What is required =>
Your job is to restate each entry word for word.

Listing =>
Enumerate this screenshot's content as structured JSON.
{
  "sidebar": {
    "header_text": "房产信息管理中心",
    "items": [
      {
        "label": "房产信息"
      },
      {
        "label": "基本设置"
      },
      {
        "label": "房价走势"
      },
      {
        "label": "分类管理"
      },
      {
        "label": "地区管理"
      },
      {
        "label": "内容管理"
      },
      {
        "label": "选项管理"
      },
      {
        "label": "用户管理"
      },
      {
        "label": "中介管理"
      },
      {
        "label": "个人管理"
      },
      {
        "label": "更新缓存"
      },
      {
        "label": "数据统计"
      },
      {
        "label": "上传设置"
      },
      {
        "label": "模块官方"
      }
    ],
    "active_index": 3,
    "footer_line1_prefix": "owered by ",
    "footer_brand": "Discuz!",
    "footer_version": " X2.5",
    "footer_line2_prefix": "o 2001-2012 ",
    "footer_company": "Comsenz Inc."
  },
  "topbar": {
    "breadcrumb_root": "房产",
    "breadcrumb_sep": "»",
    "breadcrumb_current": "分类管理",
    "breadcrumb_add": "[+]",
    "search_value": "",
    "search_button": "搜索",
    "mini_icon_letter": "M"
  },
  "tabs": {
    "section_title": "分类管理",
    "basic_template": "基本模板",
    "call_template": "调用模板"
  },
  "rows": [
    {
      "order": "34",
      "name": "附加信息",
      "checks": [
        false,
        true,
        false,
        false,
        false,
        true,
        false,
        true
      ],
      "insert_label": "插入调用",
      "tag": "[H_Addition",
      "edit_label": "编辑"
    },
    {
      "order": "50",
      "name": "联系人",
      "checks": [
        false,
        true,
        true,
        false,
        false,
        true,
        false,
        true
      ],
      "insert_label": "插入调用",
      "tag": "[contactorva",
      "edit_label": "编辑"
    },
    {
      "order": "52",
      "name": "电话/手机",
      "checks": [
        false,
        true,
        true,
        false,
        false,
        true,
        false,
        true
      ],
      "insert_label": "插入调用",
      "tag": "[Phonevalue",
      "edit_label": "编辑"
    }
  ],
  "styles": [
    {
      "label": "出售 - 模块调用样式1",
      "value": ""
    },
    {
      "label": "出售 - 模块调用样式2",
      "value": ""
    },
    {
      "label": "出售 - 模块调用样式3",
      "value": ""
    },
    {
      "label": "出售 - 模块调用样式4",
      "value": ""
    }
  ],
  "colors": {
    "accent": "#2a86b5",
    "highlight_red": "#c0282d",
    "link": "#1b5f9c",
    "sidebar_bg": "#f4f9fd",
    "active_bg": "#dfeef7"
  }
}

Correct result =>
Enumerate this screenshot's content as structured JSON.
{
  "sidebar": {
    "header_text": "房产信息管理中心",
    "items": [
      {
        "label": "房产信息"
      },
      {
        "label": "基本设置"
      },
      {
        "label": "房价走势"
      },
      {
        "label": "分类管理"
      },
      {
        "label": "地区管理"
      },
      {
        "label": "内容管理"
      },
      {
        "label": "选项管理"
      },
      {
        "label": "用户管理"
      },
      {
        "label": "中介管理"
      },
      {
        "label": "个人管理"
      },
      {
        "label": "更新缓存"
      },
      {
        "label": "数据统计"
      },
      {
        "label": "上传设置"
      },
      {
        "label": "模块官方"
      }
    ],
    "active_index": 3,
    "footer_line1_prefix": "owered by ",
    "footer_brand": "Discuz!",
    "footer_version": " X2.5",
    "footer_line2_prefix": "o 2001-2012 ",
    "footer_company": "Comsenz Inc."
  },
  "topbar": {
    "breadcrumb_root": "房产",
    "breadcrumb_sep": "»",
    "breadcrumb_current": "分类管理",
    "breadcrumb_add": "[+]",
    "search_value": "",
    "search_button": "搜索",
    "mini_icon_letter": "M"
  },
  "tabs": {
    "section_title": "分类管理",
    "basic_template": "基本模板",
    "call_template": "调用模板"
  },
  "rows": [
    {
      "order": "34",
      "name": "附加信息",
      "checks": [
        false,
        true,
        false,
        false,
        false,
        true,
        false,
        true
      ],
      "insert_label": "插入调用",
      "tag": "[H_Addition",
      "edit_label": "编辑"
    },
    {
      "order": "50",
      "name": "联系人",
      "checks": [
        false,
        true,
        true,
        false,
        false,
        true,
        false,
        true
      ],
      "insert_label": "插入调用",
      "tag": "[contactorva",
      "edit_label": "编辑"
    },
    {
      "order": "52",
      "name": "电话/手机",
      "checks": [
        false,
        true,
        true,
        false,
        false,
        true,
        false,
        true
      ],
      "insert_label": "插入调用",
      "tag": "[Phonevalue",
      "edit_label": "编辑"
    }
  ],
  "styles": [
    {
      "label": "出售 - 模块调用样式1",
      "value": ""
    },
    {
      "label": "出售 - 模块调用样式2",
      "value": ""
    },
    {
      "label": "出售 - 模块调用样式3",
      "value": ""
    },
    {
      "label": "出售 - 模块调用样式4",
      "value": ""
    }
  ],
  "colors": {
    "accent": "#2a86b5",
    "highlight_red": "#c0282d",
    "link": "#1b5f9c",
    "sidebar_bg": "#f4f9fd",
    "active_bg": "#dfeef7"
  }
}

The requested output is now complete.